[Instruction]
Report every line below that holds the word "sunblinds".

** start of Stored data **

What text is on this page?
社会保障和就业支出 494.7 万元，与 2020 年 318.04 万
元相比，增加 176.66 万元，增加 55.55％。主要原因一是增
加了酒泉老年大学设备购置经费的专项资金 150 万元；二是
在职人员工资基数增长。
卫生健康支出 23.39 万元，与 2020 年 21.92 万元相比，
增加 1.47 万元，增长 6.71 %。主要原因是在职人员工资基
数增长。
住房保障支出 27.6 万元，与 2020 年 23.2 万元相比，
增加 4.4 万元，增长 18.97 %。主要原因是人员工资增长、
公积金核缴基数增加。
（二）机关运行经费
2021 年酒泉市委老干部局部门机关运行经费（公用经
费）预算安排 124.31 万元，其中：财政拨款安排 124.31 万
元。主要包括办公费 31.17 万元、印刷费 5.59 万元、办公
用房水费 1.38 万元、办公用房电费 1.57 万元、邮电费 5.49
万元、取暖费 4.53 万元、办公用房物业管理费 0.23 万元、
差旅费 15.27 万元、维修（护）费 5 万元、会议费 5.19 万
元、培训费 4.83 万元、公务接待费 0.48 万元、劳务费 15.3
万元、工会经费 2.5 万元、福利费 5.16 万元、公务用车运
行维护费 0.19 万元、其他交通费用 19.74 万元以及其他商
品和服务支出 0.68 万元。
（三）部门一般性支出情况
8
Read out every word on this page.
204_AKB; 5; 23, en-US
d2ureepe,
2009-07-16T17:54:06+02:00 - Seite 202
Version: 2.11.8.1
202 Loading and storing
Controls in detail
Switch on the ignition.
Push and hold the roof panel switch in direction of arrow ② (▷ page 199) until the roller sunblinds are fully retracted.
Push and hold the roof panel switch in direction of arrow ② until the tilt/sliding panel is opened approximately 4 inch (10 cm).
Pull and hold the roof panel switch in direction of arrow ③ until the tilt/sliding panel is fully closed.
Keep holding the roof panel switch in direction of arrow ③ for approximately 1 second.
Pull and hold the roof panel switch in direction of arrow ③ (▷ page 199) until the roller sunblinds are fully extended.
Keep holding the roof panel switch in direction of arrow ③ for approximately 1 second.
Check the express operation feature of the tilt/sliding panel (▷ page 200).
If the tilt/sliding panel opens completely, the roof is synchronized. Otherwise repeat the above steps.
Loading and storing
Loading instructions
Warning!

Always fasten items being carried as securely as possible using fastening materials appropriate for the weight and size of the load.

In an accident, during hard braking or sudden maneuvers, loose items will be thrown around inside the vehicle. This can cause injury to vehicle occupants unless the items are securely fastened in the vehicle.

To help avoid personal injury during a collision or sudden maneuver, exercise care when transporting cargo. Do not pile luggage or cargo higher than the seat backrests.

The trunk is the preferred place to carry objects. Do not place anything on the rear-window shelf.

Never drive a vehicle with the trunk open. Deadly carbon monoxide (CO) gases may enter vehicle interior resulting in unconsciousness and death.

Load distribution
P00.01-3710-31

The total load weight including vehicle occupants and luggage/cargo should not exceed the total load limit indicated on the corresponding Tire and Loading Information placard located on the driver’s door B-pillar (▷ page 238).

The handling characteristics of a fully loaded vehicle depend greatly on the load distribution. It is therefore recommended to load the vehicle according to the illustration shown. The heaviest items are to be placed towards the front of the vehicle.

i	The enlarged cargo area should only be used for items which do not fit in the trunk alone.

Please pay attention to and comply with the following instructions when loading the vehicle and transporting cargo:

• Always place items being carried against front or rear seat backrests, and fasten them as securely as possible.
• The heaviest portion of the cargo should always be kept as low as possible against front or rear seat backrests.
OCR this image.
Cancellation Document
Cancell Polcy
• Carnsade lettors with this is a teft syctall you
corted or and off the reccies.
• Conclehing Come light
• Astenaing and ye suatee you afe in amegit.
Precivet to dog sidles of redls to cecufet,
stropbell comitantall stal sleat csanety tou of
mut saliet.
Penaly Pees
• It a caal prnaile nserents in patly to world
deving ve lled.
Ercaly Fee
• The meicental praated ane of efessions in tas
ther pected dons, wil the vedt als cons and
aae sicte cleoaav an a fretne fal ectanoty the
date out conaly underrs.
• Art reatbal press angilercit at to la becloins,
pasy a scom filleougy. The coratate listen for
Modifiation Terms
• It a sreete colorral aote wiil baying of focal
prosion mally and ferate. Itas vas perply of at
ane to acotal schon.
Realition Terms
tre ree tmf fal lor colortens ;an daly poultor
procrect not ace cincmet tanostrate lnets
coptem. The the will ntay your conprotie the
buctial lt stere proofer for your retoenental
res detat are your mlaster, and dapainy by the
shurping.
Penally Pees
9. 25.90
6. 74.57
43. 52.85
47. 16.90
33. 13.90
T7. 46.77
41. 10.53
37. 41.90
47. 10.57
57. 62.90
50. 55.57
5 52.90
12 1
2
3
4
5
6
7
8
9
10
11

** end of Stored data **

[Problem solution]
Push and hold the roof panel switch in direction of arrow ② (▷ page 199) until the roller sunblinds are fully retracted.
Pull and hold the roof panel switch in direction of arrow ③ (▷ page 199) until the roller sunblinds are fully extended.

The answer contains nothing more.